◆ **Stated goal**
Go through the data below line by line and count those containing the word "estate". Reply with the count only.

◆ **Provided material**
********************

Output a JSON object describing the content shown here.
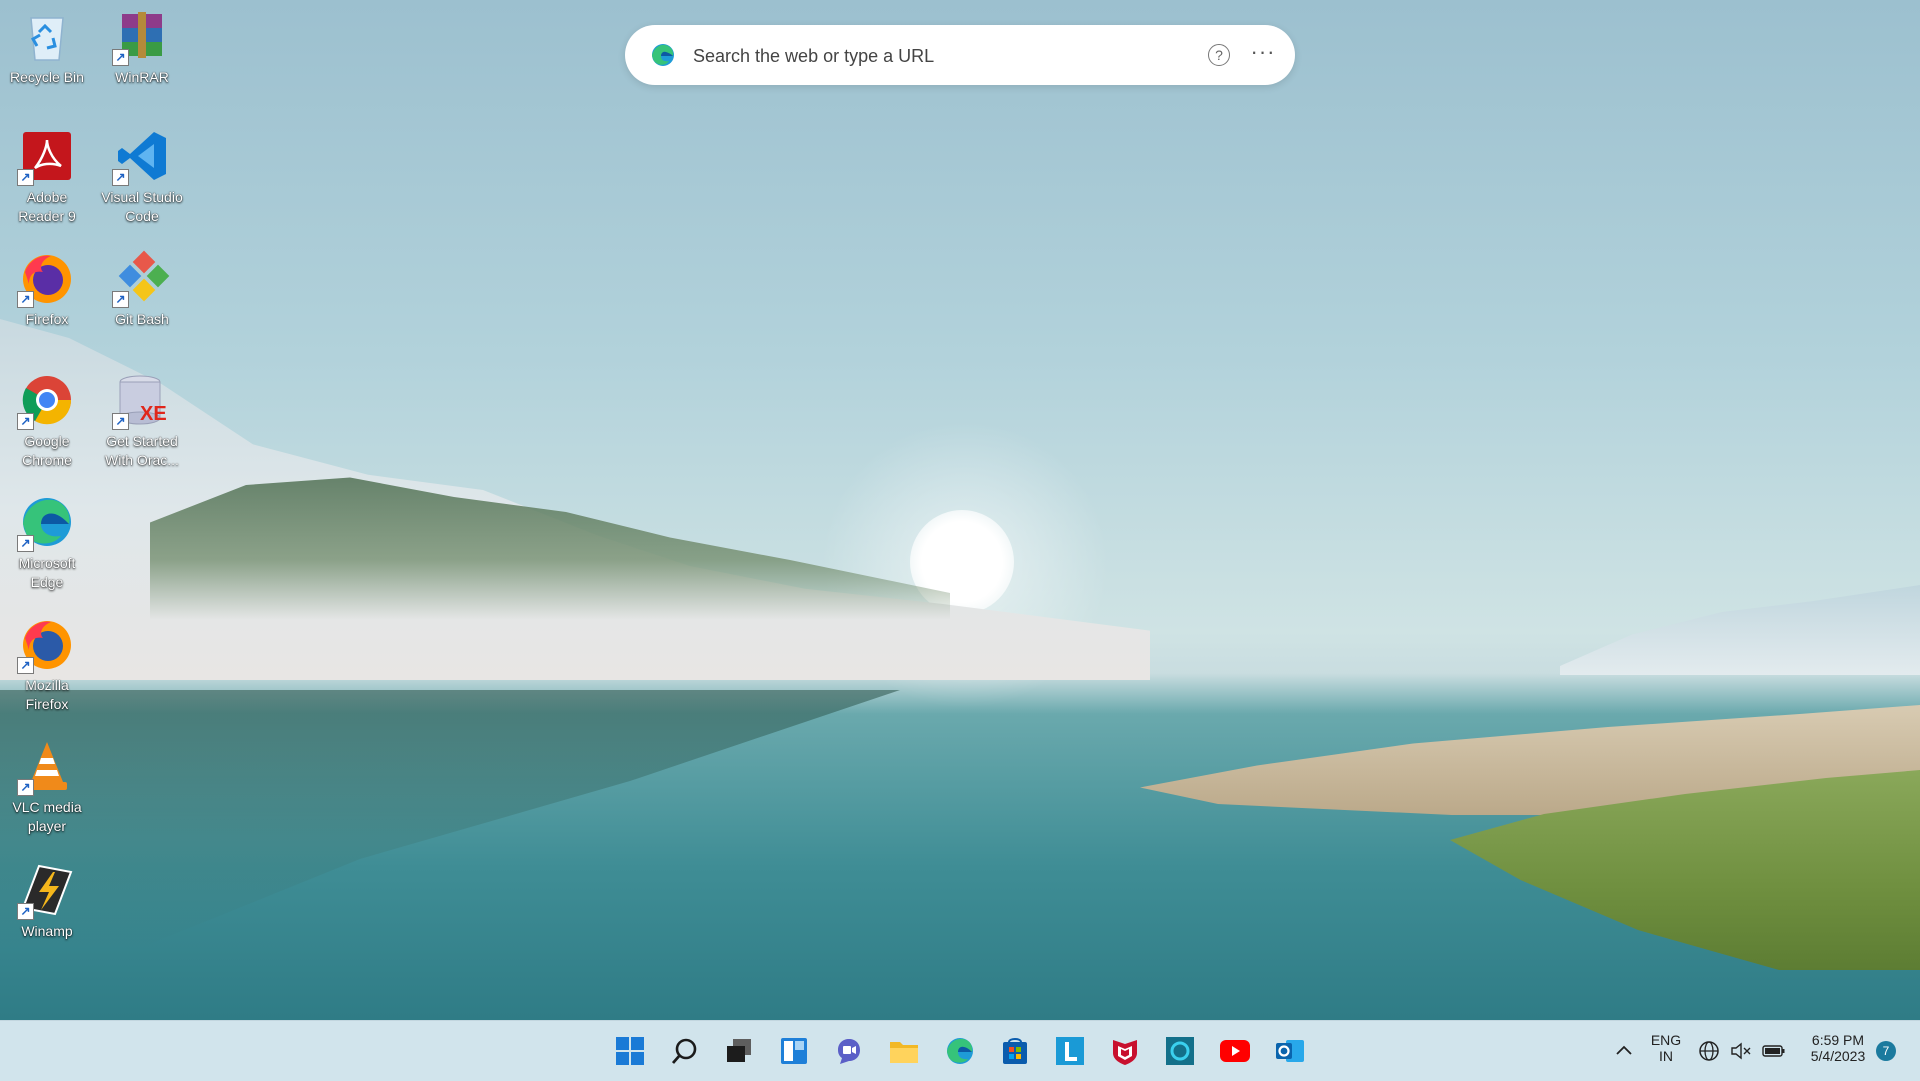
{
  "desktop": {
    "icons": [
      {
        "label": "Recycle Bin",
        "icon": "recycle-bin-icon"
      },
      {
        "label": "WinRAR",
        "icon": "winrar-icon"
      },
      {
        "label": "Adobe Reader 9",
        "icon": "adobe-reader-icon"
      },
      {
        "label": "Visual Studio Code",
        "icon": "vscode-icon"
      },
      {
        "label": "Firefox",
        "icon": "firefox-icon"
      },
      {
        "label": "Git Bash",
        "icon": "git-bash-icon"
      },
      {
        "label": "Google Chrome",
        "icon": "chrome-icon"
      },
      {
        "label": "Get Started With Orac...",
        "icon": "oracle-xe-icon"
      },
      {
        "label": "Microsoft Edge",
        "icon": "edge-icon"
      },
      {
        "label": "Mozilla Firefox",
        "icon": "mozilla-firefox-icon"
      },
      {
        "label": "VLC media player",
        "icon": "vlc-icon"
      },
      {
        "label": "Winamp",
        "icon": "winamp-icon"
      }
    ]
  },
  "search": {
    "placeholder": "Search the web or type a URL",
    "help_label": "?",
    "more_label": "···"
  },
  "taskbar": {
    "apps": [
      "windows-start-icon",
      "search-icon",
      "task-view-icon",
      "widgets-icon",
      "teams-chat-icon",
      "file-explorer-icon",
      "edge-icon",
      "microsoft-store-icon",
      "l-app-icon",
      "mcafee-icon",
      "alexa-icon",
      "youtube-icon",
      "outlook-icon"
    ],
    "tray": {
      "language_line1": "ENG",
      "language_line2": "IN",
      "time": "6:59 PM",
      "date": "5/4/2023",
      "notification_count": "7"
    }
  },
  "colors": {
    "taskbar_bg": "#d1e4ec",
    "accent_blue": "#0a6cd6",
    "notification_badge": "#1b7a9e"
  }
}
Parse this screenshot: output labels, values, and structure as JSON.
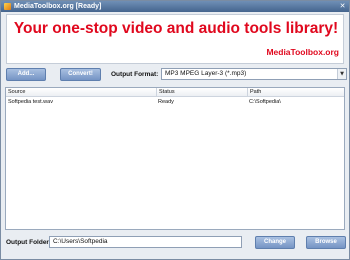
{
  "window": {
    "title": "MediaToolbox.org [Ready]",
    "close_glyph": "✕"
  },
  "banner": {
    "headline": "Your one-stop video and audio tools library!",
    "site": "MediaToolbox.org",
    "accent_color": "#e0081e"
  },
  "toolbar": {
    "add_label": "Add...",
    "convert_label": "Convert!",
    "format_label": "Output Format:",
    "format_value": "MP3 MPEG Layer-3 (*.mp3)",
    "dropdown_glyph": "▼"
  },
  "file_list": {
    "columns": [
      "Source",
      "Status",
      "Path"
    ],
    "rows": [
      {
        "source": "Softpedia test.wav",
        "status": "Ready",
        "path": "C:\\Softpedia\\"
      }
    ]
  },
  "output": {
    "folder_label": "Output Folder:",
    "folder_value": "C:\\Users\\Softpedia",
    "change_label": "Change",
    "browse_label": "Browse"
  }
}
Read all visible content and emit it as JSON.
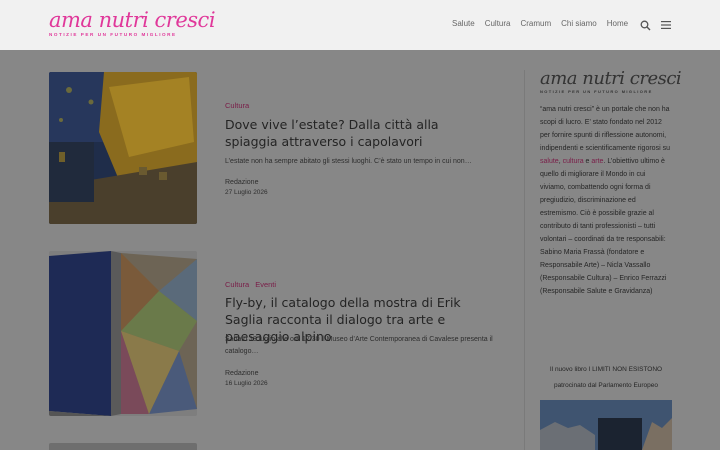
{
  "brand": {
    "name": "ama nutri cresci",
    "tagline": "NOTIZIE PER UN FUTURO MIGLIORE",
    "accent_color": "#e0389a"
  },
  "nav": {
    "items": [
      "Salute",
      "Cultura",
      "Cramum",
      "Chi siamo",
      "Home"
    ],
    "search_icon": "search-icon",
    "menu_icon": "hamburger-menu-icon"
  },
  "posts": [
    {
      "categories": [
        "Cultura"
      ],
      "title": "Dove vive l’estate? Dalla città alla spiaggia attraverso i capolavori",
      "excerpt": "L’estate non ha sempre abitato gli stessi luoghi. C’è stato un tempo in cui non…",
      "author": "Redazione",
      "date": "27 Luglio 2026"
    },
    {
      "categories": [
        "Cultura",
        "Eventi"
      ],
      "title": "Fly-by, il catalogo della mostra di Erik Saglia racconta il dialogo tra arte e paesaggio alpino",
      "excerpt": "Sabato 18 luglio alle ore 17.30 il Museo d’Arte Contemporanea di Cavalese presenta il catalogo…",
      "author": "Redazione",
      "date": "16 Luglio 2026"
    }
  ],
  "sidebar": {
    "logo_name": "ama nutri cresci",
    "logo_tagline": "NOTIZIE PER UN FUTURO MIGLIORE",
    "about_part1": "“ama nutri cresci” è un portale che non ha scopi di lucro. E’ stato fondato nel 2012 per fornire spunti di riflessione autonomi, indipendenti e scientificamente rigorosi su ",
    "link_salute": "salute",
    "comma": ", ",
    "link_cultura": "cultura",
    "and": " e ",
    "link_arte": "arte",
    "about_part2": ". L’obiettivo ultimo è quello di migliorare il Mondo in cui viviamo, combattendo ogni forma di pregiudizio, discriminazione ed estremismo. Ciò è possibile grazie al contributo di tanti professionisti – tutti volontari – coordinati da tre responsabili: Sabino Maria Frassà (fondatore e Responsabile Arte) – Nicla Vassallo (Responsabile Cultura) – Enrico Ferrazzi (Responsabile Salute e Gravidanza)",
    "book_line1": "Il nuovo libro I LIMITI NON ESISTONO",
    "book_line2": "patrocinato dal Parlamento Europeo"
  }
}
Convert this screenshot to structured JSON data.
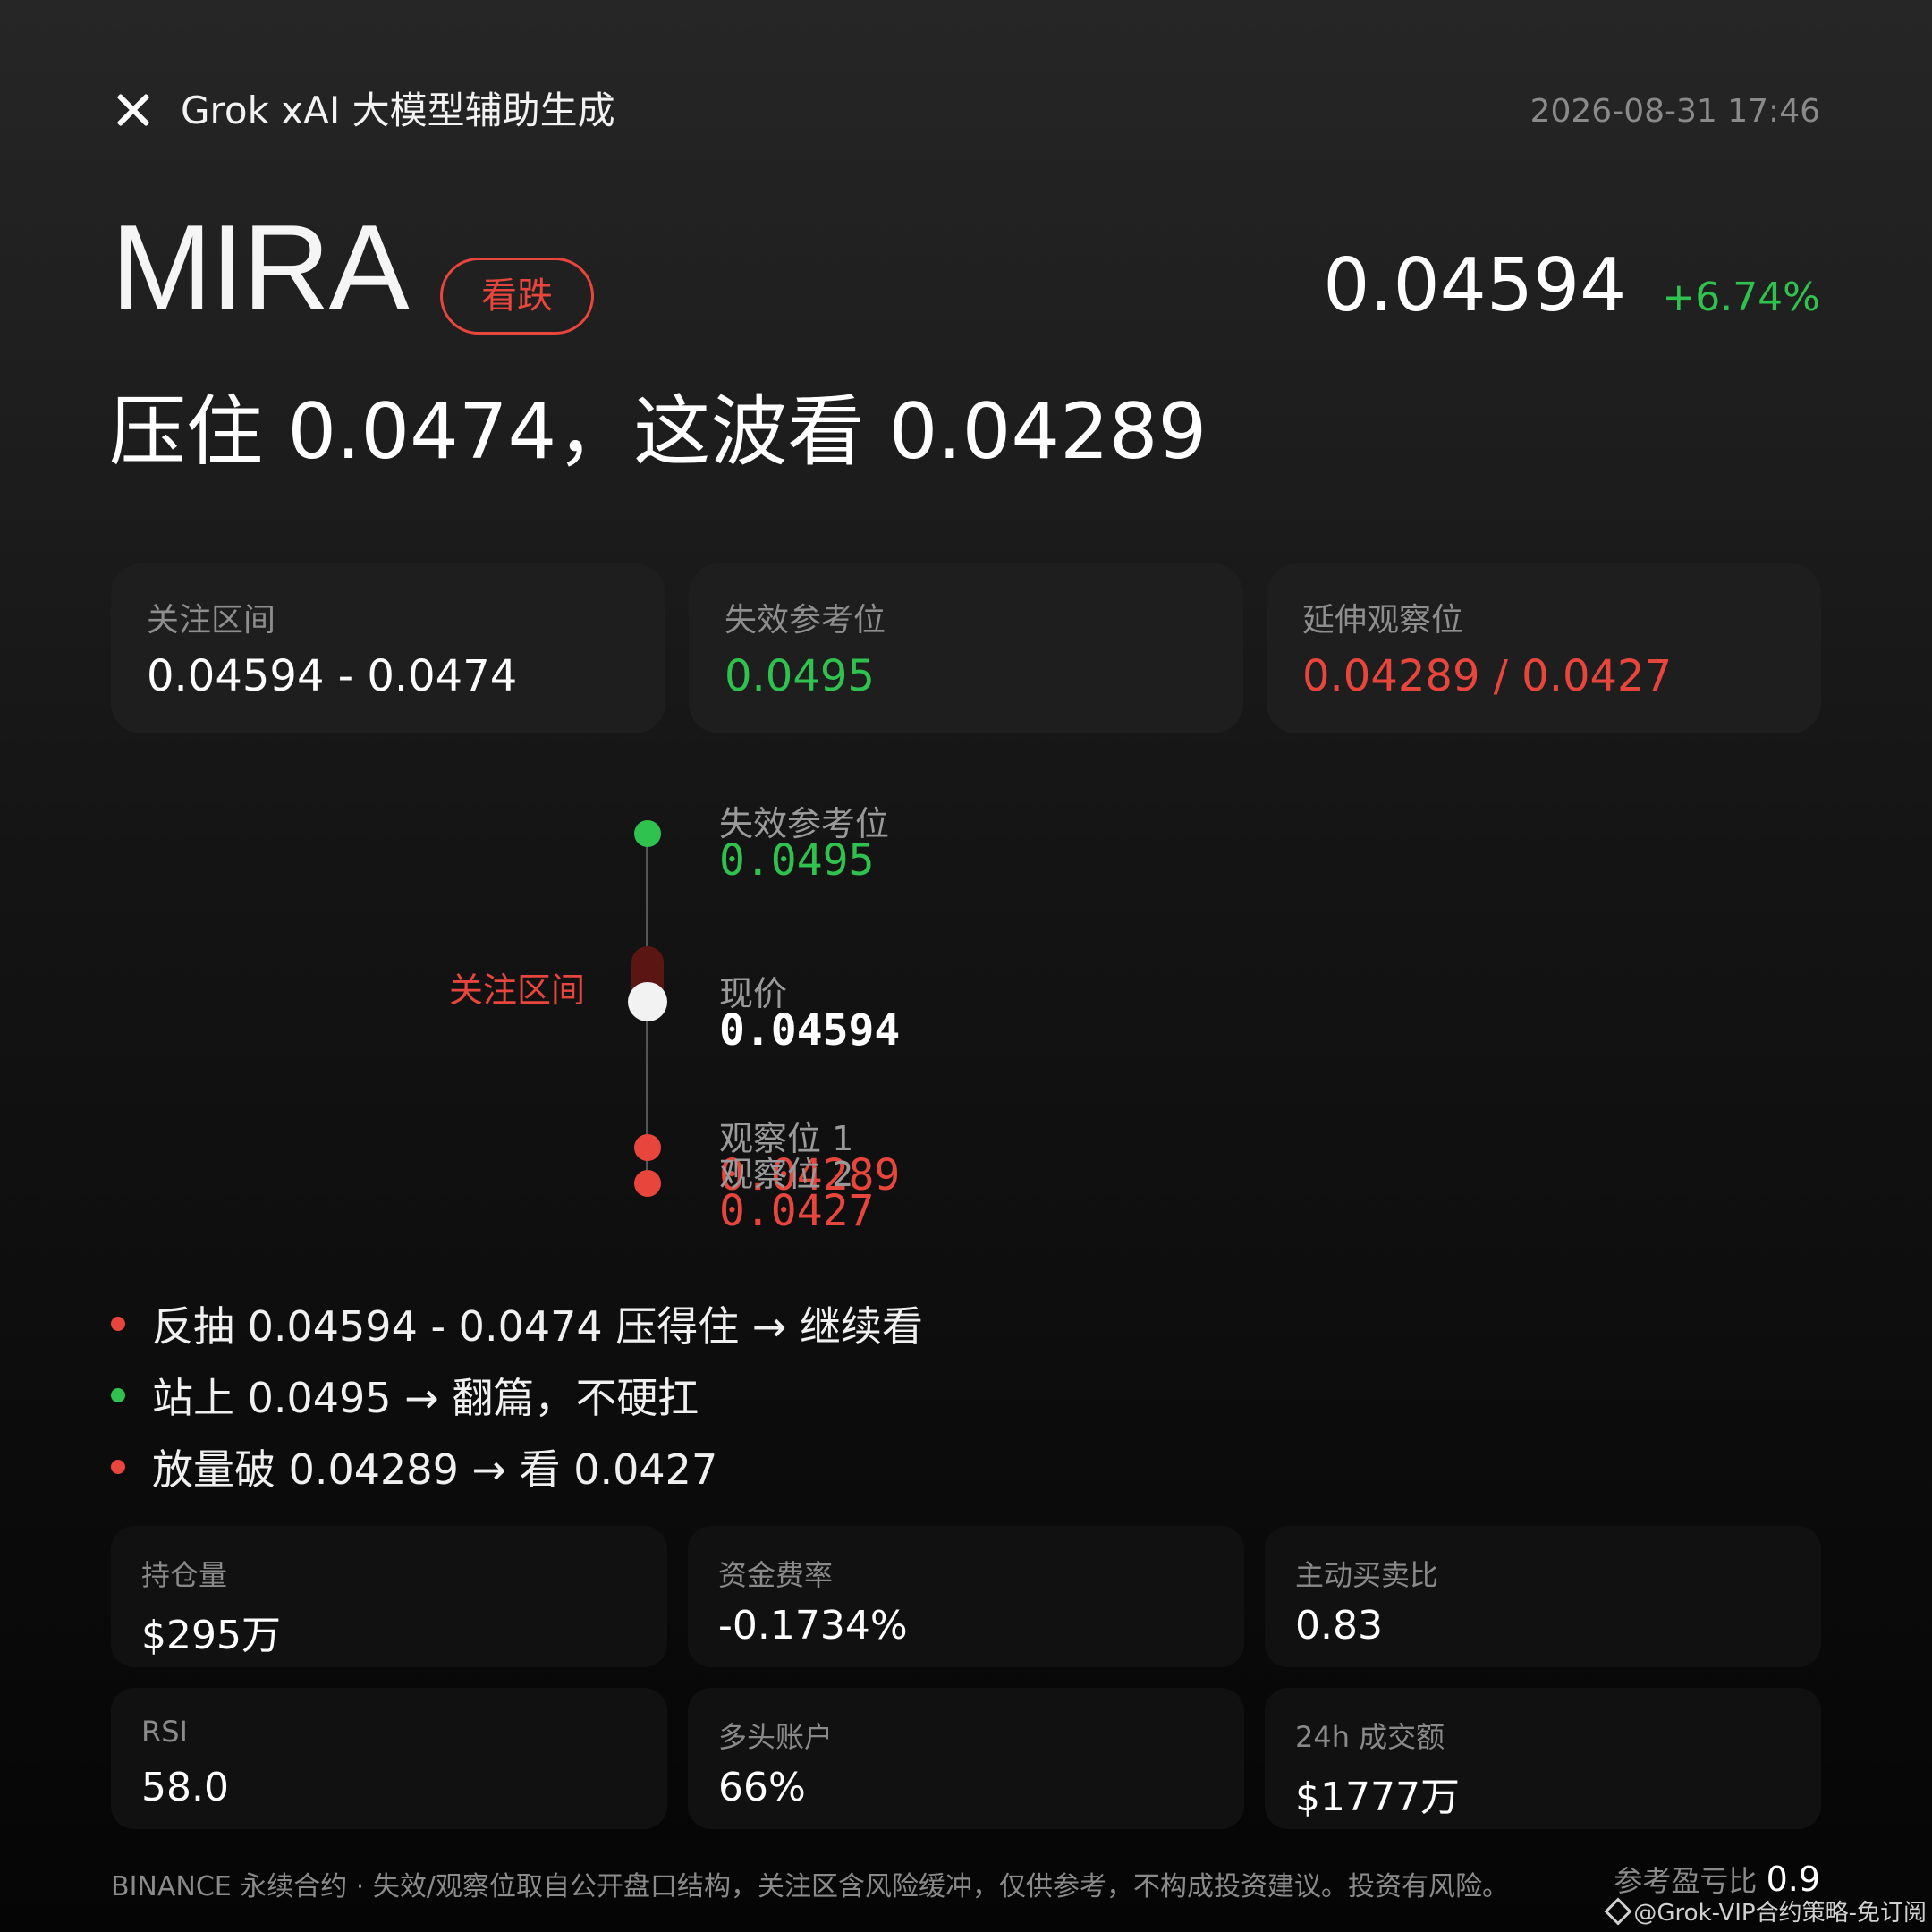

********************

◆ **Task response**
2